• GIVEN EXERCISE
Give every line back verbatim, dropping all images.

A block of data:
━━━━━━━━

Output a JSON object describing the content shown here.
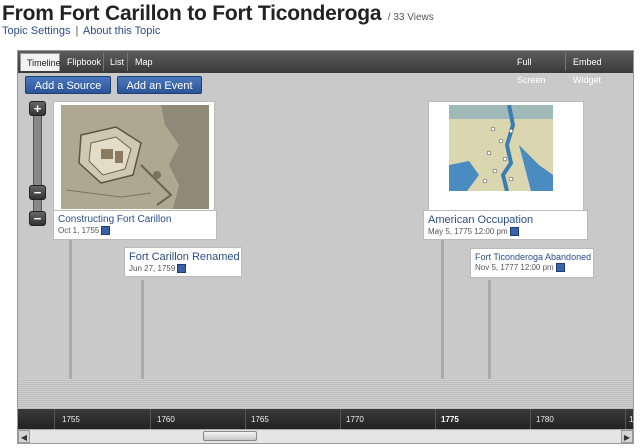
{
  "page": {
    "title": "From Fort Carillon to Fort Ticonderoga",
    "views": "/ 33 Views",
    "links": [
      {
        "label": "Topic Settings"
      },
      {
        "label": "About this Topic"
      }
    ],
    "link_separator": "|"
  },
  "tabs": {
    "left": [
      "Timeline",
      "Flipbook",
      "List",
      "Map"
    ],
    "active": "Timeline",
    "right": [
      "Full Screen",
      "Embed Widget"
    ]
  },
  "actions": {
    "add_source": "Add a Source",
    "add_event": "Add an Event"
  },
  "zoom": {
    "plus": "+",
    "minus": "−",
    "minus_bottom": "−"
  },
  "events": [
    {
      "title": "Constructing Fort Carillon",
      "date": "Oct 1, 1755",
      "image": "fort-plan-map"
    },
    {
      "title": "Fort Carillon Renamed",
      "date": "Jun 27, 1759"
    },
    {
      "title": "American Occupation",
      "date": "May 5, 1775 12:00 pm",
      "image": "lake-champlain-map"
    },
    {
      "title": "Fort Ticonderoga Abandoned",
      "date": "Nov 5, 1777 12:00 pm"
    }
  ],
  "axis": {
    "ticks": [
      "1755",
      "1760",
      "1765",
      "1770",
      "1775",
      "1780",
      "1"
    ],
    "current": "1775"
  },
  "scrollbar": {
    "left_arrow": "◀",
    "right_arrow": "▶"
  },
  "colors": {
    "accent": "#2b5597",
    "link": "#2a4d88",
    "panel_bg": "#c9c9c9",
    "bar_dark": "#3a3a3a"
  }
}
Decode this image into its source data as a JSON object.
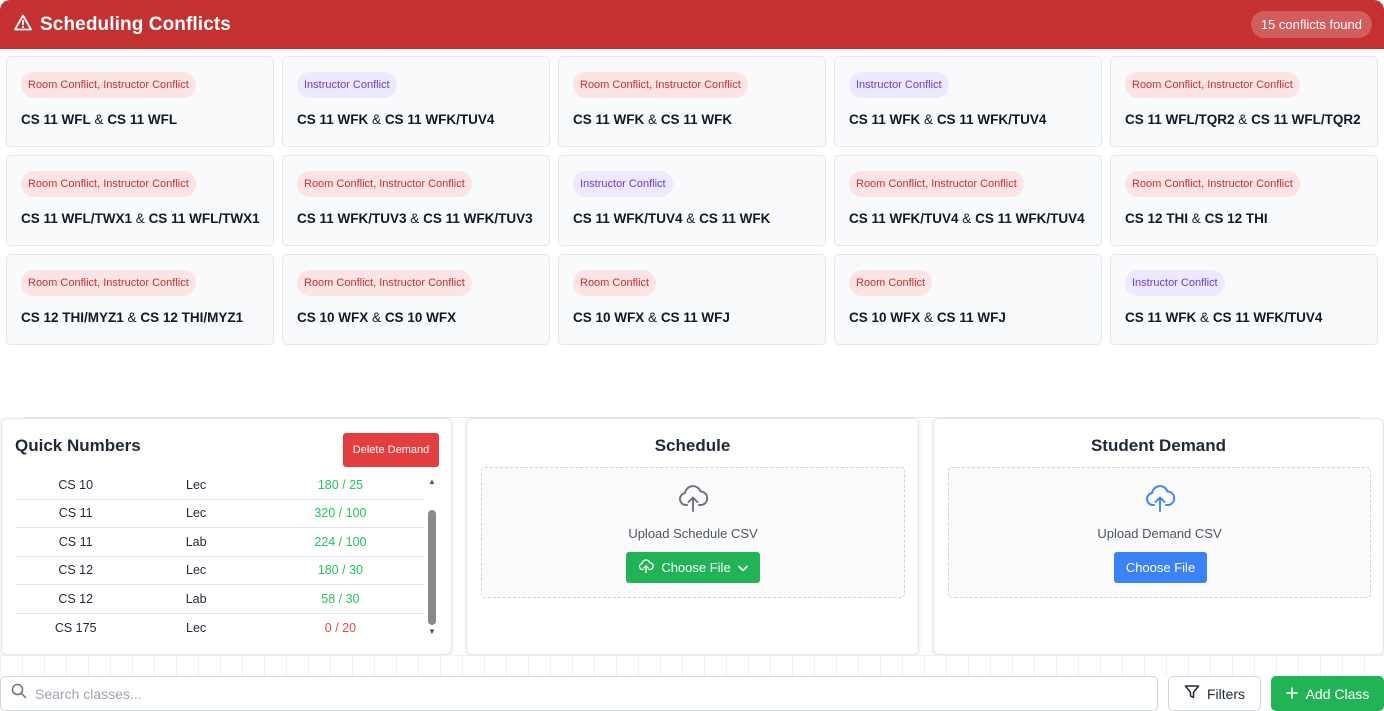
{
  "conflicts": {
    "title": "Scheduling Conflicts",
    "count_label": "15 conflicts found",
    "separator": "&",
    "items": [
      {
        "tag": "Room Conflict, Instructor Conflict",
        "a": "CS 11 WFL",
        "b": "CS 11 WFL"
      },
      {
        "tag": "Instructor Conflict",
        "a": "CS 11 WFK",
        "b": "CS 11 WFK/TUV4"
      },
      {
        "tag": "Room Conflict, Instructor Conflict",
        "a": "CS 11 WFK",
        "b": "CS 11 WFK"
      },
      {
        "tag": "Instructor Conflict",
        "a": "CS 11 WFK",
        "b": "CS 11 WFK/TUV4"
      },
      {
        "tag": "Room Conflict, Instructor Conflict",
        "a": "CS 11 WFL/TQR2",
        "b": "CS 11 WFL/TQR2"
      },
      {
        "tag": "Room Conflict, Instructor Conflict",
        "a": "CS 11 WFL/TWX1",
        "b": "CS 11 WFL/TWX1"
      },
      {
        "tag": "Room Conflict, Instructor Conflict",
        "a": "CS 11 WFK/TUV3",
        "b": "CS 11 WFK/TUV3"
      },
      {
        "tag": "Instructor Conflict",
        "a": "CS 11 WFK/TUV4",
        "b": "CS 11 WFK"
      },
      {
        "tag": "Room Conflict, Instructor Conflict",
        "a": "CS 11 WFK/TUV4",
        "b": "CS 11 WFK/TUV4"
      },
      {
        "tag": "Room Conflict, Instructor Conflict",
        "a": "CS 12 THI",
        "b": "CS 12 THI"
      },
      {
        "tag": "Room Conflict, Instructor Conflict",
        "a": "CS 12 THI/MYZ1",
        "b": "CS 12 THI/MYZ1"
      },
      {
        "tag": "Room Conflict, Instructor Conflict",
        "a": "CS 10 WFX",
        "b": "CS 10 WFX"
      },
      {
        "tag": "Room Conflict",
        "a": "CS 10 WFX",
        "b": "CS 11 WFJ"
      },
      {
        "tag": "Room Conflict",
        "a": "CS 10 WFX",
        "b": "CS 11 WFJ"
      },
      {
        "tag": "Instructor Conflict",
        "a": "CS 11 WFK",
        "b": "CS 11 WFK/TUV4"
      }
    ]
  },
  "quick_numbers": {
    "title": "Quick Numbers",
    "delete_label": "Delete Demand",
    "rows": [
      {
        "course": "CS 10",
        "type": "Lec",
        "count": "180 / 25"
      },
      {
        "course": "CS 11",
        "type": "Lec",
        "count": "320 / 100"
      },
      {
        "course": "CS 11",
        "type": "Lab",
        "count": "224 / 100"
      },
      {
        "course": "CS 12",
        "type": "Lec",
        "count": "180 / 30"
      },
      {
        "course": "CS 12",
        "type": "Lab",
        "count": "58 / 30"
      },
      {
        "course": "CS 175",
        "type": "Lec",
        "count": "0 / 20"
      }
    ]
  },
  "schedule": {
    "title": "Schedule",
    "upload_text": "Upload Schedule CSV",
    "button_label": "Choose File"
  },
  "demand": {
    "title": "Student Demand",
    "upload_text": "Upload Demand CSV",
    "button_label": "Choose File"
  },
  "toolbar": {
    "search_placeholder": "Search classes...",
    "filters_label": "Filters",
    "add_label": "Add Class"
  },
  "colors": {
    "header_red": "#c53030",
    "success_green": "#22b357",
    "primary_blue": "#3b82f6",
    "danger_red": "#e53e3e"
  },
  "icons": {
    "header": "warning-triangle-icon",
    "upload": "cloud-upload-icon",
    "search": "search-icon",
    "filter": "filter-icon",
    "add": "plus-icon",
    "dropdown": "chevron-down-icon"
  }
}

━━━━━━━━

• SOLUTION FOR THIS PROBLEM
Output a JSON object describing the content shown here.
{
  "page": {
    "title": "From Fort Carillon to Fort Ticonderoga",
    "views": "/ 33 Views",
    "links": [
      {
        "label": "Topic Settings"
      },
      {
        "label": "About this Topic"
      }
    ],
    "link_separator": "|"
  },
  "tabs": {
    "left": [
      "Timeline",
      "Flipbook",
      "List",
      "Map"
    ],
    "active": "Timeline",
    "right": [
      "Full Screen",
      "Embed Widget"
    ]
  },
  "actions": {
    "add_source": "Add a Source",
    "add_event": "Add an Event"
  },
  "zoom": {
    "plus": "+",
    "minus": "−",
    "minus_bottom": "−"
  },
  "events": [
    {
      "title": "Constructing Fort Carillon",
      "date": "Oct 1, 1755",
      "image": "fort-plan-map"
    },
    {
      "title": "Fort Carillon Renamed",
      "date": "Jun 27, 1759"
    },
    {
      "title": "American Occupation",
      "date": "May 5, 1775 12:00 pm",
      "image": "lake-champlain-map"
    },
    {
      "title": "Fort Ticonderoga Abandoned",
      "date": "Nov 5, 1777 12:00 pm"
    }
  ],
  "axis": {
    "ticks": [
      "1755",
      "1760",
      "1765",
      "1770",
      "1775",
      "1780",
      "1"
    ],
    "current": "1775"
  },
  "scrollbar": {
    "left_arrow": "◀",
    "right_arrow": "▶"
  },
  "colors": {
    "accent": "#2b5597",
    "link": "#2a4d88",
    "panel_bg": "#c9c9c9",
    "bar_dark": "#3a3a3a"
  }
}
Decode this image into its source data as a JSON object.
{
  "conflicts": {
    "title": "Scheduling Conflicts",
    "count_label": "15 conflicts found",
    "separator": "&",
    "items": [
      {
        "tag": "Room Conflict, Instructor Conflict",
        "a": "CS 11 WFL",
        "b": "CS 11 WFL"
      },
      {
        "tag": "Instructor Conflict",
        "a": "CS 11 WFK",
        "b": "CS 11 WFK/TUV4"
      },
      {
        "tag": "Room Conflict, Instructor Conflict",
        "a": "CS 11 WFK",
        "b": "CS 11 WFK"
      },
      {
        "tag": "Instructor Conflict",
        "a": "CS 11 WFK",
        "b": "CS 11 WFK/TUV4"
      },
      {
        "tag": "Room Conflict, Instructor Conflict",
        "a": "CS 11 WFL/TQR2",
        "b": "CS 11 WFL/TQR2"
      },
      {
        "tag": "Room Conflict, Instructor Conflict",
        "a": "CS 11 WFL/TWX1",
        "b": "CS 11 WFL/TWX1"
      },
      {
        "tag": "Room Conflict, Instructor Conflict",
        "a": "CS 11 WFK/TUV3",
        "b": "CS 11 WFK/TUV3"
      },
      {
        "tag": "Instructor Conflict",
        "a": "CS 11 WFK/TUV4",
        "b": "CS 11 WFK"
      },
      {
        "tag": "Room Conflict, Instructor Conflict",
        "a": "CS 11 WFK/TUV4",
        "b": "CS 11 WFK/TUV4"
      },
      {
        "tag": "Room Conflict, Instructor Conflict",
        "a": "CS 12 THI",
        "b": "CS 12 THI"
      },
      {
        "tag": "Room Conflict, Instructor Conflict",
        "a": "CS 12 THI/MYZ1",
        "b": "CS 12 THI/MYZ1"
      },
      {
        "tag": "Room Conflict, Instructor Conflict",
        "a": "CS 10 WFX",
        "b": "CS 10 WFX"
      },
      {
        "tag": "Room Conflict",
        "a": "CS 10 WFX",
        "b": "CS 11 WFJ"
      },
      {
        "tag": "Room Conflict",
        "a": "CS 10 WFX",
        "b": "CS 11 WFJ"
      },
      {
        "tag": "Instructor Conflict",
        "a": "CS 11 WFK",
        "b": "CS 11 WFK/TUV4"
      }
    ]
  },
  "quick_numbers": {
    "title": "Quick Numbers",
    "delete_label": "Delete Demand",
    "rows": [
      {
        "course": "CS 10",
        "type": "Lec",
        "count": "180 / 25"
      },
      {
        "course": "CS 11",
        "type": "Lec",
        "count": "320 / 100"
      },
      {
        "course": "CS 11",
        "type": "Lab",
        "count": "224 / 100"
      },
      {
        "course": "CS 12",
        "type": "Lec",
        "count": "180 / 30"
      },
      {
        "course": "CS 12",
        "type": "Lab",
        "count": "58 / 30"
      },
      {
        "course": "CS 175",
        "type": "Lec",
        "count": "0 / 20"
      }
    ]
  },
  "schedule": {
    "title": "Schedule",
    "upload_text": "Upload Schedule CSV",
    "button_label": "Choose File"
  },
  "demand": {
    "title": "Student Demand",
    "upload_text": "Upload Demand CSV",
    "button_label": "Choose File"
  },
  "toolbar": {
    "search_placeholder": "Search classes...",
    "filters_label": "Filters",
    "add_label": "Add Class"
  },
  "colors": {
    "header_red": "#c53030",
    "success_green": "#22b357",
    "primary_blue": "#3b82f6",
    "danger_red": "#e53e3e"
  },
  "icons": {
    "header": "warning-triangle-icon",
    "upload": "cloud-upload-icon",
    "search": "search-icon",
    "filter": "filter-icon",
    "add": "plus-icon",
    "dropdown": "chevron-down-icon"
  }
}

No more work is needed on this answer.